Every line below that contains "Invalid" is to be copied.

┄┄┄┄┄┄┄┄┄┄┄┄┄┄┄┄┄┄┄┄

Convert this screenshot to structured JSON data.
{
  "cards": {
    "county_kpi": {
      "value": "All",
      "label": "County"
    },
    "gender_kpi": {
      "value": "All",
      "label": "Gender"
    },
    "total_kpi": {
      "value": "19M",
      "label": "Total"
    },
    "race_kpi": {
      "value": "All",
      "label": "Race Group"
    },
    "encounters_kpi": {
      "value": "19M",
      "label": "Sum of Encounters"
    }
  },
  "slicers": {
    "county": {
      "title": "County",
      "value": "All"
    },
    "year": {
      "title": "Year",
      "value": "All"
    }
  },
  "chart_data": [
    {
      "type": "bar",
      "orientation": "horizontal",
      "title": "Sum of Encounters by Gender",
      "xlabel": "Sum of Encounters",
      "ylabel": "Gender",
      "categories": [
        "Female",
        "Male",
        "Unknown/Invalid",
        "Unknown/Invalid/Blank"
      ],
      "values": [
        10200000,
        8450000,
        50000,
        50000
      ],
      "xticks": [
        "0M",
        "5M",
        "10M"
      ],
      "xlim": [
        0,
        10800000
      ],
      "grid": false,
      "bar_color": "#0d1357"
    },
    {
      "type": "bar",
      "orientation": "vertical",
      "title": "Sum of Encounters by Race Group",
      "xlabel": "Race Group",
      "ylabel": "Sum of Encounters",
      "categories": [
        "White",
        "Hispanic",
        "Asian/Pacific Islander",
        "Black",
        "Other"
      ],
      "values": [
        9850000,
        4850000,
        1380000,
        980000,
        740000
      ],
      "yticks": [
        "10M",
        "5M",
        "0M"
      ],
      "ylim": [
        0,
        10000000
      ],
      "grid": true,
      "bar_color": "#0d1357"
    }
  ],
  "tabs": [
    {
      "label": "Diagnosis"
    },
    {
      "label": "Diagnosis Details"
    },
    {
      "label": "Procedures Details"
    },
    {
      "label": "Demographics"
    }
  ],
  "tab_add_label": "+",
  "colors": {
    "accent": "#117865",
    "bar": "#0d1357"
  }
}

┄┄┄┄┄┄┄┄┄┄┄┄┄┄┄┄┄┄┄┄

ANSWER BELOW:
        "Unknown/Invalid",
        "Unknown/Invalid/Blank"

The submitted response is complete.